— start of Input records —

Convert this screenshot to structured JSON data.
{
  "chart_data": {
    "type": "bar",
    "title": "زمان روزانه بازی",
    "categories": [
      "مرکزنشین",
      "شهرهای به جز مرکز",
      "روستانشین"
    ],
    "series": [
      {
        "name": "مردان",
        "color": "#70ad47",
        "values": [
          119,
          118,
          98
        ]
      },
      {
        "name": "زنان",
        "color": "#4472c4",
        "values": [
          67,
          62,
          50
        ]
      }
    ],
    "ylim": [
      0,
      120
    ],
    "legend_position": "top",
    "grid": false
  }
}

— end of Input records —

#### [What to produce]
Copy every line of the records word for word.

#### [Answer below]
Convert this screenshot to structured JSON data.
{
  "chart_data": {
    "type": "bar",
    "title": "زمان روزانه بازی",
    "categories": [
      "مرکزنشین",
      "شهرهای به جز مرکز",
      "روستانشین"
    ],
    "series": [
      {
        "name": "مردان",
        "color": "#70ad47",
        "values": [
          119,
          118,
          98
        ]
      },
      {
        "name": "زنان",
        "color": "#4472c4",
        "values": [
          67,
          62,
          50
        ]
      }
    ],
    "ylim": [
      0,
      120
    ],
    "legend_position": "top",
    "grid": false
  }
}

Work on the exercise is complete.